Work instructions |
Set down every entry again word for word, please, but skip the pictures.

Recorded data:
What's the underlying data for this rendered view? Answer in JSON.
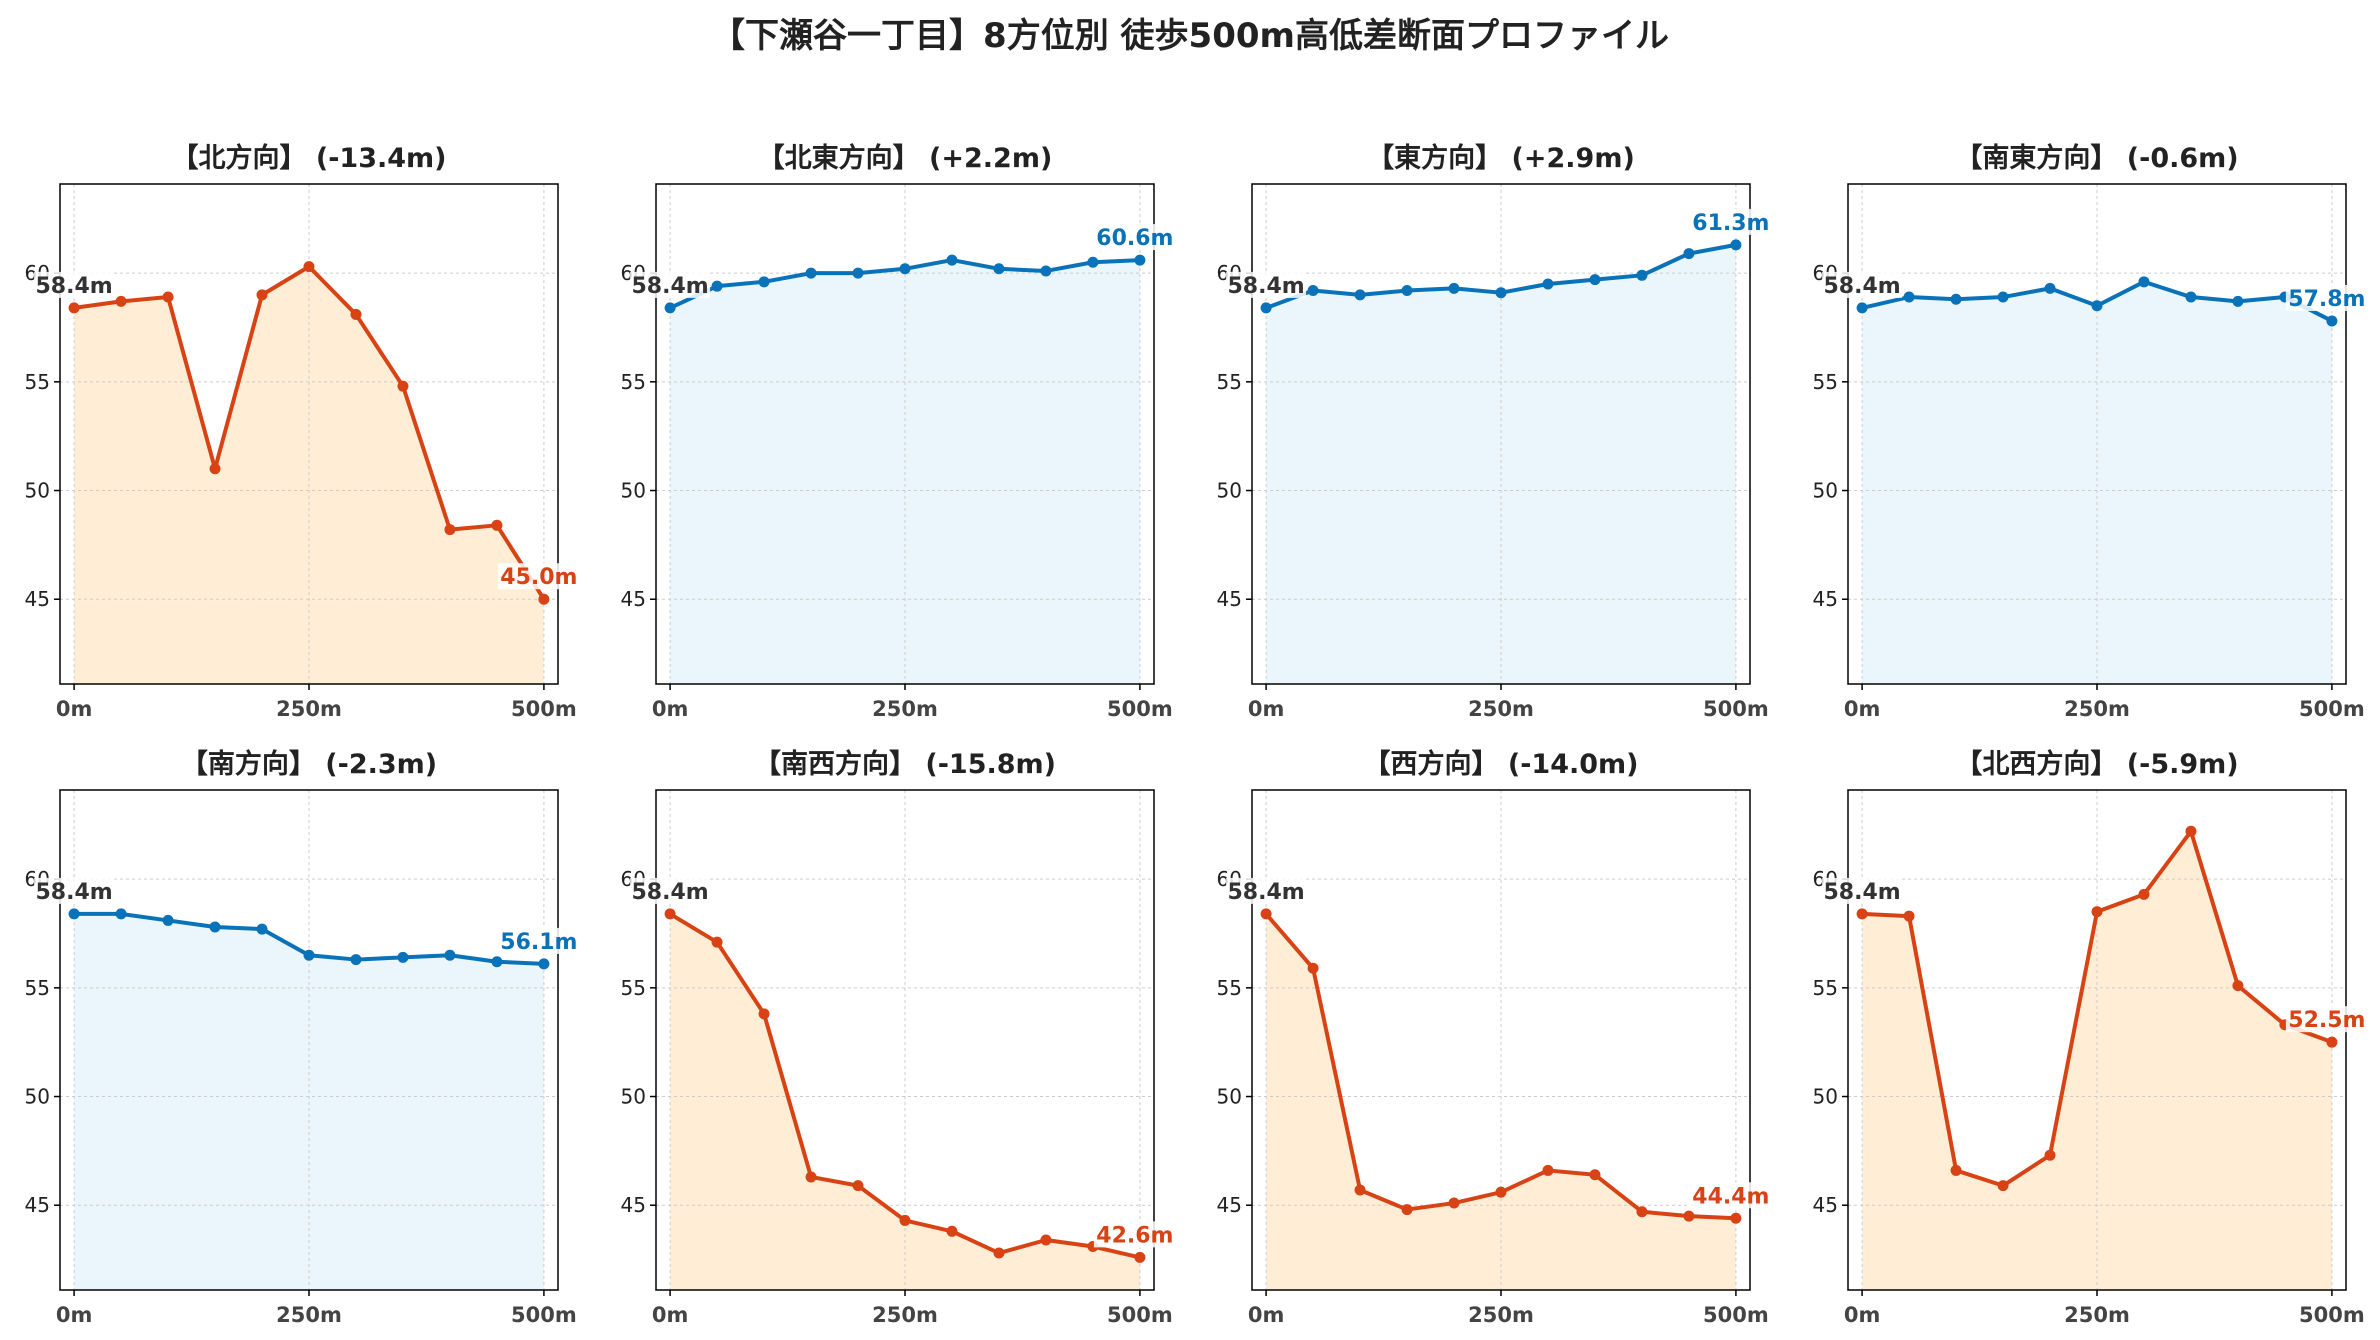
{
  "page": {
    "title": "【下瀬谷一丁目】8方位別 徒歩500m高低差断面プロファイル"
  },
  "colors": {
    "down_line": "#d84315",
    "down_fill": "#ffeed5",
    "up_line": "#0a72b8",
    "up_fill": "#eaf6fb",
    "start_label": "#333333",
    "grid": "#cccccc",
    "frame": "#000000"
  },
  "axis": {
    "x_ticks": [
      0,
      250,
      500
    ],
    "x_tick_labels": [
      "0m",
      "250m",
      "500m"
    ],
    "y_ticks": [
      45,
      50,
      55,
      60
    ],
    "y_tick_labels": [
      "45",
      "50",
      "55",
      "60"
    ],
    "ylim": [
      41.1,
      64.1
    ],
    "xlim": [
      -15,
      515
    ],
    "grid": true
  },
  "chart_data": [
    {
      "type": "area",
      "title": "【北方向】 (-13.4m)",
      "trend": "down",
      "start_label": "58.4m",
      "end_label": "45.0m",
      "x": [
        0,
        50,
        100,
        150,
        200,
        250,
        300,
        350,
        400,
        450,
        500
      ],
      "y": [
        58.4,
        58.7,
        58.9,
        51.0,
        59.0,
        60.3,
        58.1,
        54.8,
        48.2,
        48.4,
        45.0
      ]
    },
    {
      "type": "area",
      "title": "【北東方向】 (+2.2m)",
      "trend": "up",
      "start_label": "58.4m",
      "end_label": "60.6m",
      "x": [
        0,
        50,
        100,
        150,
        200,
        250,
        300,
        350,
        400,
        450,
        500
      ],
      "y": [
        58.4,
        59.4,
        59.6,
        60.0,
        60.0,
        60.2,
        60.6,
        60.2,
        60.1,
        60.5,
        60.6
      ]
    },
    {
      "type": "area",
      "title": "【東方向】 (+2.9m)",
      "trend": "up",
      "start_label": "58.4m",
      "end_label": "61.3m",
      "x": [
        0,
        50,
        100,
        150,
        200,
        250,
        300,
        350,
        400,
        450,
        500
      ],
      "y": [
        58.4,
        59.2,
        59.0,
        59.2,
        59.3,
        59.1,
        59.5,
        59.7,
        59.9,
        60.9,
        61.3
      ]
    },
    {
      "type": "area",
      "title": "【南東方向】 (-0.6m)",
      "trend": "up",
      "start_label": "58.4m",
      "end_label": "57.8m",
      "x": [
        0,
        50,
        100,
        150,
        200,
        250,
        300,
        350,
        400,
        450,
        500
      ],
      "y": [
        58.4,
        58.9,
        58.8,
        58.9,
        59.3,
        58.5,
        59.6,
        58.9,
        58.7,
        58.9,
        57.8
      ]
    },
    {
      "type": "area",
      "title": "【南方向】 (-2.3m)",
      "trend": "up",
      "start_label": "58.4m",
      "end_label": "56.1m",
      "x": [
        0,
        50,
        100,
        150,
        200,
        250,
        300,
        350,
        400,
        450,
        500
      ],
      "y": [
        58.4,
        58.4,
        58.1,
        57.8,
        57.7,
        56.5,
        56.3,
        56.4,
        56.5,
        56.2,
        56.1
      ]
    },
    {
      "type": "area",
      "title": "【南西方向】 (-15.8m)",
      "trend": "down",
      "start_label": "58.4m",
      "end_label": "42.6m",
      "x": [
        0,
        50,
        100,
        150,
        200,
        250,
        300,
        350,
        400,
        450,
        500
      ],
      "y": [
        58.4,
        57.1,
        53.8,
        46.3,
        45.9,
        44.3,
        43.8,
        42.8,
        43.4,
        43.1,
        42.6
      ]
    },
    {
      "type": "area",
      "title": "【西方向】 (-14.0m)",
      "trend": "down",
      "start_label": "58.4m",
      "end_label": "44.4m",
      "x": [
        0,
        50,
        100,
        150,
        200,
        250,
        300,
        350,
        400,
        450,
        500
      ],
      "y": [
        58.4,
        55.9,
        45.7,
        44.8,
        45.1,
        45.6,
        46.6,
        46.4,
        44.7,
        44.5,
        44.4
      ]
    },
    {
      "type": "area",
      "title": "【北西方向】 (-5.9m)",
      "trend": "down",
      "start_label": "58.4m",
      "end_label": "52.5m",
      "x": [
        0,
        50,
        100,
        150,
        200,
        250,
        300,
        350,
        400,
        450,
        500
      ],
      "y": [
        58.4,
        58.3,
        46.6,
        45.9,
        47.3,
        58.5,
        59.3,
        62.2,
        55.1,
        53.3,
        52.5
      ]
    }
  ]
}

Written solution |
What's the underlying data for this rendered view? Answer in JSON.
{
  "page": {
    "title": "【下瀬谷一丁目】8方位別 徒歩500m高低差断面プロファイル"
  },
  "colors": {
    "down_line": "#d84315",
    "down_fill": "#ffeed5",
    "up_line": "#0a72b8",
    "up_fill": "#eaf6fb",
    "start_label": "#333333",
    "grid": "#cccccc",
    "frame": "#000000"
  },
  "axis": {
    "x_ticks": [
      0,
      250,
      500
    ],
    "x_tick_labels": [
      "0m",
      "250m",
      "500m"
    ],
    "y_ticks": [
      45,
      50,
      55,
      60
    ],
    "y_tick_labels": [
      "45",
      "50",
      "55",
      "60"
    ],
    "ylim": [
      41.1,
      64.1
    ],
    "xlim": [
      -15,
      515
    ],
    "grid": true
  },
  "chart_data": [
    {
      "type": "area",
      "title": "【北方向】 (-13.4m)",
      "trend": "down",
      "start_label": "58.4m",
      "end_label": "45.0m",
      "x": [
        0,
        50,
        100,
        150,
        200,
        250,
        300,
        350,
        400,
        450,
        500
      ],
      "y": [
        58.4,
        58.7,
        58.9,
        51.0,
        59.0,
        60.3,
        58.1,
        54.8,
        48.2,
        48.4,
        45.0
      ]
    },
    {
      "type": "area",
      "title": "【北東方向】 (+2.2m)",
      "trend": "up",
      "start_label": "58.4m",
      "end_label": "60.6m",
      "x": [
        0,
        50,
        100,
        150,
        200,
        250,
        300,
        350,
        400,
        450,
        500
      ],
      "y": [
        58.4,
        59.4,
        59.6,
        60.0,
        60.0,
        60.2,
        60.6,
        60.2,
        60.1,
        60.5,
        60.6
      ]
    },
    {
      "type": "area",
      "title": "【東方向】 (+2.9m)",
      "trend": "up",
      "start_label": "58.4m",
      "end_label": "61.3m",
      "x": [
        0,
        50,
        100,
        150,
        200,
        250,
        300,
        350,
        400,
        450,
        500
      ],
      "y": [
        58.4,
        59.2,
        59.0,
        59.2,
        59.3,
        59.1,
        59.5,
        59.7,
        59.9,
        60.9,
        61.3
      ]
    },
    {
      "type": "area",
      "title": "【南東方向】 (-0.6m)",
      "trend": "up",
      "start_label": "58.4m",
      "end_label": "57.8m",
      "x": [
        0,
        50,
        100,
        150,
        200,
        250,
        300,
        350,
        400,
        450,
        500
      ],
      "y": [
        58.4,
        58.9,
        58.8,
        58.9,
        59.3,
        58.5,
        59.6,
        58.9,
        58.7,
        58.9,
        57.8
      ]
    },
    {
      "type": "area",
      "title": "【南方向】 (-2.3m)",
      "trend": "up",
      "start_label": "58.4m",
      "end_label": "56.1m",
      "x": [
        0,
        50,
        100,
        150,
        200,
        250,
        300,
        350,
        400,
        450,
        500
      ],
      "y": [
        58.4,
        58.4,
        58.1,
        57.8,
        57.7,
        56.5,
        56.3,
        56.4,
        56.5,
        56.2,
        56.1
      ]
    },
    {
      "type": "area",
      "title": "【南西方向】 (-15.8m)",
      "trend": "down",
      "start_label": "58.4m",
      "end_label": "42.6m",
      "x": [
        0,
        50,
        100,
        150,
        200,
        250,
        300,
        350,
        400,
        450,
        500
      ],
      "y": [
        58.4,
        57.1,
        53.8,
        46.3,
        45.9,
        44.3,
        43.8,
        42.8,
        43.4,
        43.1,
        42.6
      ]
    },
    {
      "type": "area",
      "title": "【西方向】 (-14.0m)",
      "trend": "down",
      "start_label": "58.4m",
      "end_label": "44.4m",
      "x": [
        0,
        50,
        100,
        150,
        200,
        250,
        300,
        350,
        400,
        450,
        500
      ],
      "y": [
        58.4,
        55.9,
        45.7,
        44.8,
        45.1,
        45.6,
        46.6,
        46.4,
        44.7,
        44.5,
        44.4
      ]
    },
    {
      "type": "area",
      "title": "【北西方向】 (-5.9m)",
      "trend": "down",
      "start_label": "58.4m",
      "end_label": "52.5m",
      "x": [
        0,
        50,
        100,
        150,
        200,
        250,
        300,
        350,
        400,
        450,
        500
      ],
      "y": [
        58.4,
        58.3,
        46.6,
        45.9,
        47.3,
        58.5,
        59.3,
        62.2,
        55.1,
        53.3,
        52.5
      ]
    }
  ]
}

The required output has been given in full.